## Start Data supplied

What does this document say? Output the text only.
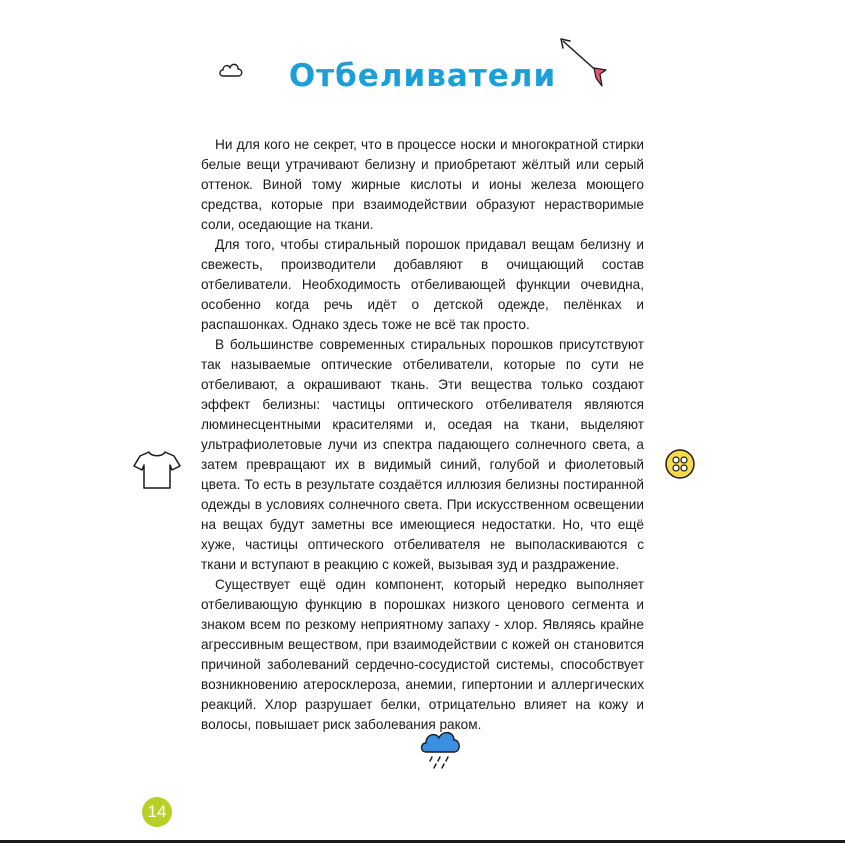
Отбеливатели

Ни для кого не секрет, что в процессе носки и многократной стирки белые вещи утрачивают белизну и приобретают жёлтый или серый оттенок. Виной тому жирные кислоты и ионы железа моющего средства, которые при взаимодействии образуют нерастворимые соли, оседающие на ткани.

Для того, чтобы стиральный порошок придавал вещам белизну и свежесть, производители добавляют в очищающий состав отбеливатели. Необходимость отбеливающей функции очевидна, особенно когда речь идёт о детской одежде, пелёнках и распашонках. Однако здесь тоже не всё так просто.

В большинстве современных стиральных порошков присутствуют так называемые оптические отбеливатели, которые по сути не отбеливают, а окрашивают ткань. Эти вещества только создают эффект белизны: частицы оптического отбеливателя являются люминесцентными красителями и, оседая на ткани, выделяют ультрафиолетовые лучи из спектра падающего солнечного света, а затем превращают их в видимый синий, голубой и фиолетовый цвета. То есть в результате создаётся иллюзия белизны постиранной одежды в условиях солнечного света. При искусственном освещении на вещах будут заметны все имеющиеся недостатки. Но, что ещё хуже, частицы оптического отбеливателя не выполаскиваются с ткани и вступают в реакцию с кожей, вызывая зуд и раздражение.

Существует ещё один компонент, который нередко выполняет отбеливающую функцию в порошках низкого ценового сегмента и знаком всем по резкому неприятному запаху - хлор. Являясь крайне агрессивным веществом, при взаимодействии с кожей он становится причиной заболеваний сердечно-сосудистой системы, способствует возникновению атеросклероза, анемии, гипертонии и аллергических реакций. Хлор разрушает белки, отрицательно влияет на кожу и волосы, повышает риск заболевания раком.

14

## End Data supplied

In the data above, count the lines where the word "белизну" appears; reply with the number only.

2